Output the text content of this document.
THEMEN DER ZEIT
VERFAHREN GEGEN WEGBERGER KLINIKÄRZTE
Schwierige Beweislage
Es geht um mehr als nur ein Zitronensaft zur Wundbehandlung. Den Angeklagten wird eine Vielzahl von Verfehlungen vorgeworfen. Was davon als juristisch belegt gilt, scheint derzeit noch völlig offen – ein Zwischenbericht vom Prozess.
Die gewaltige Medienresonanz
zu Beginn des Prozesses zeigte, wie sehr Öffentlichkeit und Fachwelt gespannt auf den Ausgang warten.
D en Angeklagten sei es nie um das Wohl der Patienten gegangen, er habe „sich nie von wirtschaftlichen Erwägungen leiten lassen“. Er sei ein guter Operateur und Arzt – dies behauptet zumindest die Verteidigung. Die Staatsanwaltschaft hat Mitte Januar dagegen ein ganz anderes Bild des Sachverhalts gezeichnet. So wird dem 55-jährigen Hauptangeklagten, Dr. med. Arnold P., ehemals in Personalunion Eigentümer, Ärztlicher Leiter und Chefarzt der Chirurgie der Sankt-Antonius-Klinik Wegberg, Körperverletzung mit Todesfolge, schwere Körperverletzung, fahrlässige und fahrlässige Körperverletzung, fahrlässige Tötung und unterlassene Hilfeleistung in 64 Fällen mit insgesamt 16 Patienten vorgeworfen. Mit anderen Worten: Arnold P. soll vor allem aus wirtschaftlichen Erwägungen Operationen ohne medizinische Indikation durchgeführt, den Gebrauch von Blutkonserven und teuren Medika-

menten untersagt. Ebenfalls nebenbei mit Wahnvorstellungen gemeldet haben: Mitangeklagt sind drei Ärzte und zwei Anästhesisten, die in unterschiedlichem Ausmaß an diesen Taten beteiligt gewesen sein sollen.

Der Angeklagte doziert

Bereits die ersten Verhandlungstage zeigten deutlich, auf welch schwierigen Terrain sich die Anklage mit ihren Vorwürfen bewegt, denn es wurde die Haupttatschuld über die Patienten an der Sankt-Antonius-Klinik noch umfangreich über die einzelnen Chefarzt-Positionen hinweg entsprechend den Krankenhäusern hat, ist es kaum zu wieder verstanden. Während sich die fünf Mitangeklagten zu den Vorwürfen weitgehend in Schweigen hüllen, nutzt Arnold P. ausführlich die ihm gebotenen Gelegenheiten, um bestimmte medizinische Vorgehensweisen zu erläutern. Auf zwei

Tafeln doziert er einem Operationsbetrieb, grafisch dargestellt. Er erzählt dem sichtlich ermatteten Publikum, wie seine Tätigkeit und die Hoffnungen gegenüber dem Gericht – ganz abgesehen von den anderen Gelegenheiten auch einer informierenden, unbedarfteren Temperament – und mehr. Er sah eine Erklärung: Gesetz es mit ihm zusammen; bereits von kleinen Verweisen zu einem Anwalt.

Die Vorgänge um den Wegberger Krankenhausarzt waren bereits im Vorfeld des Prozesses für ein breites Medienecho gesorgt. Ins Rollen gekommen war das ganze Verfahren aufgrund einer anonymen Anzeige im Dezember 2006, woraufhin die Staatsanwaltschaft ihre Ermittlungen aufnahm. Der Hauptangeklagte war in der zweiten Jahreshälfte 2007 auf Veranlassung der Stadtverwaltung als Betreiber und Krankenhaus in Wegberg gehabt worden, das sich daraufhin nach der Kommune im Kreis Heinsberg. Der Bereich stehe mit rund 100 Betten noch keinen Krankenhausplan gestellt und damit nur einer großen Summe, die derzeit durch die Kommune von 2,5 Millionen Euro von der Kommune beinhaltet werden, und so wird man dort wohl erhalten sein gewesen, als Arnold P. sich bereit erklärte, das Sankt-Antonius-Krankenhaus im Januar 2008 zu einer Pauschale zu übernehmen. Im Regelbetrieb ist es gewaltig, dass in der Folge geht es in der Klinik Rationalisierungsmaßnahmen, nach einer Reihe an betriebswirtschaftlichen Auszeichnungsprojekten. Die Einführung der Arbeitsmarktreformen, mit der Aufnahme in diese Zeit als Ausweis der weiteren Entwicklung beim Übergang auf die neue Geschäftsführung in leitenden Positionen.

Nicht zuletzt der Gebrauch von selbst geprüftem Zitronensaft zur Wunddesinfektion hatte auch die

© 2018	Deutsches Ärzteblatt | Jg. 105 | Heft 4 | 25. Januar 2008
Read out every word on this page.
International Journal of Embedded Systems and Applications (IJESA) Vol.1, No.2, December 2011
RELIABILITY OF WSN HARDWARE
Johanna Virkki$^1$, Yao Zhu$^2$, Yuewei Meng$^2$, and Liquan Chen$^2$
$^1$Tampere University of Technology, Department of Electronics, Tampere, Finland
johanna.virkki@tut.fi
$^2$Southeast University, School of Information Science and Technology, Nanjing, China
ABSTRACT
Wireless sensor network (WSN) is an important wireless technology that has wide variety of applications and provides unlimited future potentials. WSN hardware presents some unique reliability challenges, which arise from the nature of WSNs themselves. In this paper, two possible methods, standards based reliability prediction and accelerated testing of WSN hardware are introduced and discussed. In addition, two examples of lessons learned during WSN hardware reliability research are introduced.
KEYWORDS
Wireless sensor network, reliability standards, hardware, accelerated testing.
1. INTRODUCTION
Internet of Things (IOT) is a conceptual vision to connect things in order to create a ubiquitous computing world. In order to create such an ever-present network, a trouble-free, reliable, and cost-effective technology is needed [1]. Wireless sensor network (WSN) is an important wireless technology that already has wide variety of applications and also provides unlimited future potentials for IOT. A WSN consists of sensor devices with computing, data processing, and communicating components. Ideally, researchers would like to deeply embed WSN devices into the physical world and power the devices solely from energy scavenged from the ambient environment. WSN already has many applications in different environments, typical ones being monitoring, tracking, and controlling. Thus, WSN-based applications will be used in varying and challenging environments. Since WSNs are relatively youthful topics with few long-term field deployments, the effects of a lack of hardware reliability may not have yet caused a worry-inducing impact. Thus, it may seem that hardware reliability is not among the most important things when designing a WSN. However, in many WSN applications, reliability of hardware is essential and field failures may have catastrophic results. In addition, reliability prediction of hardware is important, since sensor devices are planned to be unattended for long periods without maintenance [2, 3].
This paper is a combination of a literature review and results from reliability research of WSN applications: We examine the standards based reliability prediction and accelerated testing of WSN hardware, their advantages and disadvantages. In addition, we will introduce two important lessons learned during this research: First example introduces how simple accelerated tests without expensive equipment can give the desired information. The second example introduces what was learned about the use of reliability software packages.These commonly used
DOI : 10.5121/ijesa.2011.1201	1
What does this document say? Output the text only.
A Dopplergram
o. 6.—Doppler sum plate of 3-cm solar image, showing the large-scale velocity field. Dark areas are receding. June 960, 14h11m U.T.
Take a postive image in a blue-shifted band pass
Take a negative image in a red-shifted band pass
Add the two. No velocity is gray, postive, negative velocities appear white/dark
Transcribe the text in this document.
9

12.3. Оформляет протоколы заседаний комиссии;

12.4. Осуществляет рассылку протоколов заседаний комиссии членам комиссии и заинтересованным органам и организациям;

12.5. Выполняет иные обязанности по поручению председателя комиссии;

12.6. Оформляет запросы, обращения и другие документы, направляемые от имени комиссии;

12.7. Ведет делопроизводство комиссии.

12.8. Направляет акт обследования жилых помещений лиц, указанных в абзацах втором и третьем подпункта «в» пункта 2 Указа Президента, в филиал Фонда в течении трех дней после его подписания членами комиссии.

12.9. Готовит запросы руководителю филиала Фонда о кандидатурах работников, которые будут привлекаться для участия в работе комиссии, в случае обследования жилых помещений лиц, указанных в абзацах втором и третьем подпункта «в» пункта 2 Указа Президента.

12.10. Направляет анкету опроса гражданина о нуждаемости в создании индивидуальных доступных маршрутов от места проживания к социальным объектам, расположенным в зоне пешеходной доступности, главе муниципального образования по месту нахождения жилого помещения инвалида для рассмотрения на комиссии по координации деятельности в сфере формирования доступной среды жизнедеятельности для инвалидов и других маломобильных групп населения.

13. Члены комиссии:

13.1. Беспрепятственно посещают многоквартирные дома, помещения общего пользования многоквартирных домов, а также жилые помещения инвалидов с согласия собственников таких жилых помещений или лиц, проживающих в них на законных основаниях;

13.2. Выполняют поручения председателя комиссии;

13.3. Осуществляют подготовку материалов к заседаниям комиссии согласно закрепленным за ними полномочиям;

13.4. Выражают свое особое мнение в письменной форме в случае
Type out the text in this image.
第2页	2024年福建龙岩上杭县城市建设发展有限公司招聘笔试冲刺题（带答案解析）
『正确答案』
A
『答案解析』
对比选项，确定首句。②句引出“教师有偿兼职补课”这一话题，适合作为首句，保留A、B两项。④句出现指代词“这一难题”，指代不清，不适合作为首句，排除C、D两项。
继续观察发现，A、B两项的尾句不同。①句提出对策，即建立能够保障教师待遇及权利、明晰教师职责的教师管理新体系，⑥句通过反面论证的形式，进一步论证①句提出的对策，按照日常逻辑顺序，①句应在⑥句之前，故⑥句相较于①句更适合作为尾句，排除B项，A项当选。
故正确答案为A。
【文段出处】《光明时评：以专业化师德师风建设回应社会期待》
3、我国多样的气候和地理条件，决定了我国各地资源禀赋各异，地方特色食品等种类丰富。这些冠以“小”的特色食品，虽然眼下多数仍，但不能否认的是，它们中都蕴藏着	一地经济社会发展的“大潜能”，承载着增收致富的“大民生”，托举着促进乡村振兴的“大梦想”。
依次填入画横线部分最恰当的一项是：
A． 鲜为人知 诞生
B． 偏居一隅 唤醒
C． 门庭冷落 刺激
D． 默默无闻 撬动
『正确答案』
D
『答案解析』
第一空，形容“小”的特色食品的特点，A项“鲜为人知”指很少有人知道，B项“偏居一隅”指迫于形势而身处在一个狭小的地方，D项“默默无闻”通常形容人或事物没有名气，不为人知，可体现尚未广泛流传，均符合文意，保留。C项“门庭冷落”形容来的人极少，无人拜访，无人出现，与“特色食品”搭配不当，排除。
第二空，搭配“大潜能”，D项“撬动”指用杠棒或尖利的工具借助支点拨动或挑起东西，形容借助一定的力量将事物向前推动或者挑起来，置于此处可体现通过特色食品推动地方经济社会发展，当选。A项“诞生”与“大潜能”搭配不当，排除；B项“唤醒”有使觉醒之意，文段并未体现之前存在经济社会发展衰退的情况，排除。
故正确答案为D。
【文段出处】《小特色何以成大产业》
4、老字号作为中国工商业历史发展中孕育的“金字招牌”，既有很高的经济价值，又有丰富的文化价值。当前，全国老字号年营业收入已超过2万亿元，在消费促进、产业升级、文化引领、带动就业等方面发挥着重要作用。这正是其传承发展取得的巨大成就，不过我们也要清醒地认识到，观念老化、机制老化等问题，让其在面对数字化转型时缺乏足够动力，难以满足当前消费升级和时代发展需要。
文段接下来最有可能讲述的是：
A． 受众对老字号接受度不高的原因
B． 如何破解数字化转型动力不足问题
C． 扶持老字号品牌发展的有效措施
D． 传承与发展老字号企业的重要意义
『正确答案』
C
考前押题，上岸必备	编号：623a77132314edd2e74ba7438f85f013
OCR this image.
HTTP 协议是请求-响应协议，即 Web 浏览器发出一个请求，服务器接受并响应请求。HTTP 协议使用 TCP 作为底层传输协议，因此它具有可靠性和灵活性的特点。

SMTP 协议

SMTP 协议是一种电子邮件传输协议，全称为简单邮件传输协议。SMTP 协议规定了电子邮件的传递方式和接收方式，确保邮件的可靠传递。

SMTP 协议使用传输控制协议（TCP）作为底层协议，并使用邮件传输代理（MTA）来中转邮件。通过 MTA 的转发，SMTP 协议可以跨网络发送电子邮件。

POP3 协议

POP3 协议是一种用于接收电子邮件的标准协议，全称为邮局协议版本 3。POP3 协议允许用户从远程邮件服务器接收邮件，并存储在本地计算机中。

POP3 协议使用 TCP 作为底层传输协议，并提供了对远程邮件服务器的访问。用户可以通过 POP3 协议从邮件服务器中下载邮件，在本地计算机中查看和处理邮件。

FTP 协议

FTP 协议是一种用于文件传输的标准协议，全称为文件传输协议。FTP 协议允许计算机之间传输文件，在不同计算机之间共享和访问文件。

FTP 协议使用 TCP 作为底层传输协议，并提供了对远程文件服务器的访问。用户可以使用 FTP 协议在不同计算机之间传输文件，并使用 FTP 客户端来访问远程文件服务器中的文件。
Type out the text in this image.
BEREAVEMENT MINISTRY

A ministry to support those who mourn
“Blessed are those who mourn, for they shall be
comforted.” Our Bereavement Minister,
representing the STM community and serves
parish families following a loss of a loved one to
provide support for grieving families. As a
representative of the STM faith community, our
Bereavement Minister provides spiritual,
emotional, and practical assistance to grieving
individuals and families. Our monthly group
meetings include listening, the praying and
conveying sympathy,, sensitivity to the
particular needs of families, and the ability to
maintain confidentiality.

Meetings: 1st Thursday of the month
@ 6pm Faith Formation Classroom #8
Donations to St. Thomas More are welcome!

◆ ◆ ◆ ◆ ◆

■ TASK TO COMPLETE ■
Tell how many lines in the material contain the word "Minister". Only the number is wanted.

■ WRITTEN RESPONSE ■
2